Available records:

■ ■ ■ ■ ■ ■ ■

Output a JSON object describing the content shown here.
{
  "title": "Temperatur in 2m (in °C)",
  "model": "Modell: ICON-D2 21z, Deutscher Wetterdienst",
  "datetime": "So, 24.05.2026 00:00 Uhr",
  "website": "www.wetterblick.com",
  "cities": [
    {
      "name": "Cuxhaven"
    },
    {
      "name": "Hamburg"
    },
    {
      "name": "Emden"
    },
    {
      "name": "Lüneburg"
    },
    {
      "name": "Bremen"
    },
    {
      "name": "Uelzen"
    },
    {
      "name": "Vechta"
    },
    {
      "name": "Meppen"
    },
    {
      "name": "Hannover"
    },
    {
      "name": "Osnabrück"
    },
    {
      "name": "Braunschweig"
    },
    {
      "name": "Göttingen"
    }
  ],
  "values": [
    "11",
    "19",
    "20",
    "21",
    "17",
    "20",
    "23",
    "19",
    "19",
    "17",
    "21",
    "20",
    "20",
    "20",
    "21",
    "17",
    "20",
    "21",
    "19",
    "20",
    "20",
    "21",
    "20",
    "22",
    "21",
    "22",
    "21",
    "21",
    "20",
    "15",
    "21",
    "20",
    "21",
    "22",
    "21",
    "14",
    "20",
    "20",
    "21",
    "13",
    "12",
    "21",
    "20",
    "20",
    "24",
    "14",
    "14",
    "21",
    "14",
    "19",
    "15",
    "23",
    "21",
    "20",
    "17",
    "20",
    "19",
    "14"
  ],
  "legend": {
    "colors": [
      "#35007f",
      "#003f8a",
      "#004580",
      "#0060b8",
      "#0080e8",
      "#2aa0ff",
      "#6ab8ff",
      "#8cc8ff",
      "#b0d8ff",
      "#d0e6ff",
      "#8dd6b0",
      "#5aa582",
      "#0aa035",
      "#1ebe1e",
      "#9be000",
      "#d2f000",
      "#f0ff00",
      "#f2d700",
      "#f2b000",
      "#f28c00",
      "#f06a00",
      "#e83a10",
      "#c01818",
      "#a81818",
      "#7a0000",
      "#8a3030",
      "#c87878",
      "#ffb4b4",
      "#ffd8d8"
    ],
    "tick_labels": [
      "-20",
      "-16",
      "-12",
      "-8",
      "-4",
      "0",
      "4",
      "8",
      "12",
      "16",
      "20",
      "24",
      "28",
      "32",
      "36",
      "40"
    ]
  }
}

■ ■ ■ ■ ■ ■ ■

Goal: Copy all of the data exactly.

Output of the task:
Output a JSON object describing the content shown here.
{
  "title": "Temperatur in 2m (in °C)",
  "model": "Modell: ICON-D2 21z, Deutscher Wetterdienst",
  "datetime": "So, 24.05.2026 00:00 Uhr",
  "website": "www.wetterblick.com",
  "cities": [
    {
      "name": "Cuxhaven"
    },
    {
      "name": "Hamburg"
    },
    {
      "name": "Emden"
    },
    {
      "name": "Lüneburg"
    },
    {
      "name": "Bremen"
    },
    {
      "name": "Uelzen"
    },
    {
      "name": "Vechta"
    },
    {
      "name": "Meppen"
    },
    {
      "name": "Hannover"
    },
    {
      "name": "Osnabrück"
    },
    {
      "name": "Braunschweig"
    },
    {
      "name": "Göttingen"
    }
  ],
  "values": [
    "11",
    "19",
    "20",
    "21",
    "17",
    "20",
    "23",
    "19",
    "19",
    "17",
    "21",
    "20",
    "20",
    "20",
    "21",
    "17",
    "20",
    "21",
    "19",
    "20",
    "20",
    "21",
    "20",
    "22",
    "21",
    "22",
    "21",
    "21",
    "20",
    "15",
    "21",
    "20",
    "21",
    "22",
    "21",
    "14",
    "20",
    "20",
    "21",
    "13",
    "12",
    "21",
    "20",
    "20",
    "24",
    "14",
    "14",
    "21",
    "14",
    "19",
    "15",
    "23",
    "21",
    "20",
    "17",
    "20",
    "19",
    "14"
  ],
  "legend": {
    "colors": [
      "#35007f",
      "#003f8a",
      "#004580",
      "#0060b8",
      "#0080e8",
      "#2aa0ff",
      "#6ab8ff",
      "#8cc8ff",
      "#b0d8ff",
      "#d0e6ff",
      "#8dd6b0",
      "#5aa582",
      "#0aa035",
      "#1ebe1e",
      "#9be000",
      "#d2f000",
      "#f0ff00",
      "#f2d700",
      "#f2b000",
      "#f28c00",
      "#f06a00",
      "#e83a10",
      "#c01818",
      "#a81818",
      "#7a0000",
      "#8a3030",
      "#c87878",
      "#ffb4b4",
      "#ffd8d8"
    ],
    "tick_labels": [
      "-20",
      "-16",
      "-12",
      "-8",
      "-4",
      "0",
      "4",
      "8",
      "12",
      "16",
      "20",
      "24",
      "28",
      "32",
      "36",
      "40"
    ]
  }
}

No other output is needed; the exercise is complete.